(SET TASK): Rewrite the lines starting with the line containing "410, 380, 424]" and going on through the line containing "radio-below-start-liquid-level-label: Below start", replacing "interactable" with "clickable" and leaving everything else unchanged.

(SUPPLIED INFORMATION):

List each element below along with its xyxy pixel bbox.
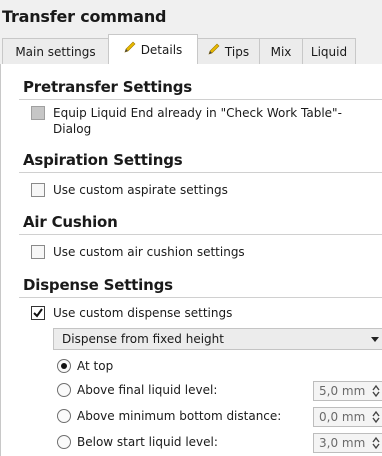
spin-arrows-icon[interactable]	[372, 410, 380, 424]
tab-main-settings[interactable]: Main settings	[2, 38, 109, 64]
radio-at-top[interactable]	[57, 359, 71, 373]
tab-label: Liquid	[310, 45, 348, 59]
tab-bar: Main settings Details Tips Mix Liquid	[0, 32, 382, 65]
radio-below-start-liquid-level-label: Below start liquid level:	[77, 435, 218, 449]
custom-dispense-label: Use custom dispense settings	[53, 306, 233, 320]
custom-dispense-checkbox[interactable]	[31, 306, 45, 320]
section-divider	[19, 99, 382, 100]
pencil-icon	[208, 38, 220, 64]
section-divider	[19, 297, 382, 298]
section-divider	[19, 234, 382, 235]
equip-liquid-end-label-line1: Equip Liquid End already in "Check Work …	[53, 106, 342, 120]
spinbox-value: 5,0 mm	[319, 384, 366, 398]
custom-aspirate-label: Use custom aspirate settings	[53, 183, 228, 197]
spinbox-value: 3,0 mm	[319, 436, 366, 450]
section-heading-air-cushion: Air Cushion	[23, 213, 118, 231]
radio-above-minimum-bottom-distance[interactable]	[57, 409, 71, 423]
tab-label: Details	[140, 43, 183, 57]
tab-label: Mix	[270, 45, 292, 59]
above-minimum-bottom-distance-spinbox[interactable]: 0,0 mm	[313, 407, 382, 427]
chevron-down-icon	[371, 337, 379, 342]
pencil-icon	[124, 34, 136, 65]
checkmark-icon	[33, 308, 43, 318]
tab-label: Tips	[224, 45, 250, 59]
radio-below-start-liquid-level[interactable]	[57, 435, 71, 449]
spin-arrows-icon[interactable]	[372, 384, 380, 398]
above-final-liquid-level-spinbox[interactable]: 5,0 mm	[313, 381, 382, 401]
radio-at-top-label: At top	[77, 359, 114, 373]
tab-liquid[interactable]: Liquid	[302, 38, 356, 64]
custom-aspirate-checkbox[interactable]	[31, 183, 45, 197]
dispense-mode-value: Dispense from fixed height	[62, 332, 224, 346]
section-heading-pretransfer: Pretransfer Settings	[23, 78, 192, 96]
tab-mix[interactable]: Mix	[259, 38, 303, 64]
spin-arrows-icon[interactable]	[372, 436, 380, 450]
custom-air-cushion-label: Use custom air cushion settings	[53, 245, 245, 259]
tab-tips[interactable]: Tips	[197, 38, 260, 64]
tab-details[interactable]: Details	[108, 34, 198, 65]
details-panel: Pretransfer Settings Equip Liquid End al…	[0, 64, 382, 456]
section-heading-dispense: Dispense Settings	[23, 276, 173, 294]
section-divider	[19, 172, 382, 173]
tab-label: Main settings	[15, 45, 96, 59]
equip-liquid-end-label-line2: Dialog	[53, 122, 92, 136]
window-title: Transfer command	[0, 0, 382, 32]
equip-liquid-end-checkbox[interactable]	[31, 106, 45, 120]
section-heading-aspiration: Aspiration Settings	[23, 151, 183, 169]
radio-above-final-liquid-level[interactable]	[57, 383, 71, 397]
radio-above-final-liquid-level-label: Above final liquid level:	[77, 383, 218, 397]
dispense-mode-select[interactable]: Dispense from fixed height	[53, 328, 382, 350]
custom-air-cushion-checkbox[interactable]	[31, 245, 45, 259]
radio-above-minimum-bottom-distance-label: Above minimum bottom distance:	[77, 409, 282, 423]
below-start-liquid-level-spinbox[interactable]: 3,0 mm	[313, 433, 382, 453]
spinbox-value: 0,0 mm	[319, 410, 366, 424]
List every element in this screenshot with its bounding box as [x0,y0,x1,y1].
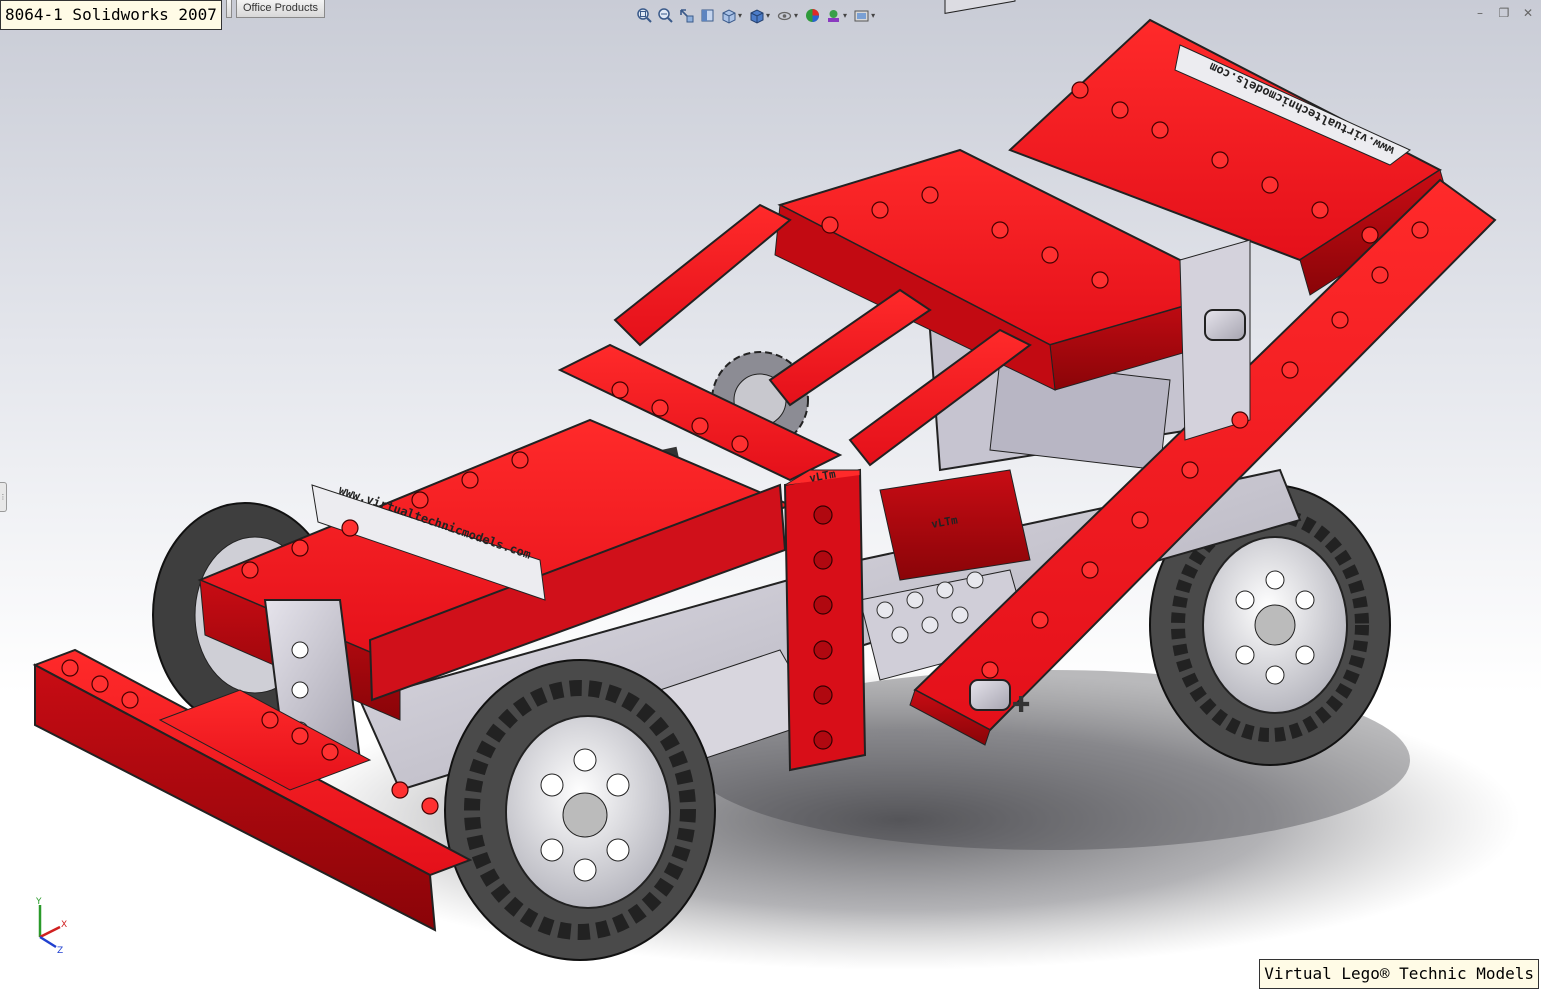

(TASK RESPONSE):
spin-arrows-icon[clickable]	[372, 410, 380, 424]
tab-main-settings[clickable]: Main settings	[2, 38, 109, 64]
radio-at-top[clickable]	[57, 359, 71, 373]
tab-label: Liquid	[310, 45, 348, 59]
tab-bar: Main settings Details Tips Mix Liquid	[0, 32, 382, 65]
radio-below-start-liquid-level-label: Below start liquid level:	[77, 435, 218, 449]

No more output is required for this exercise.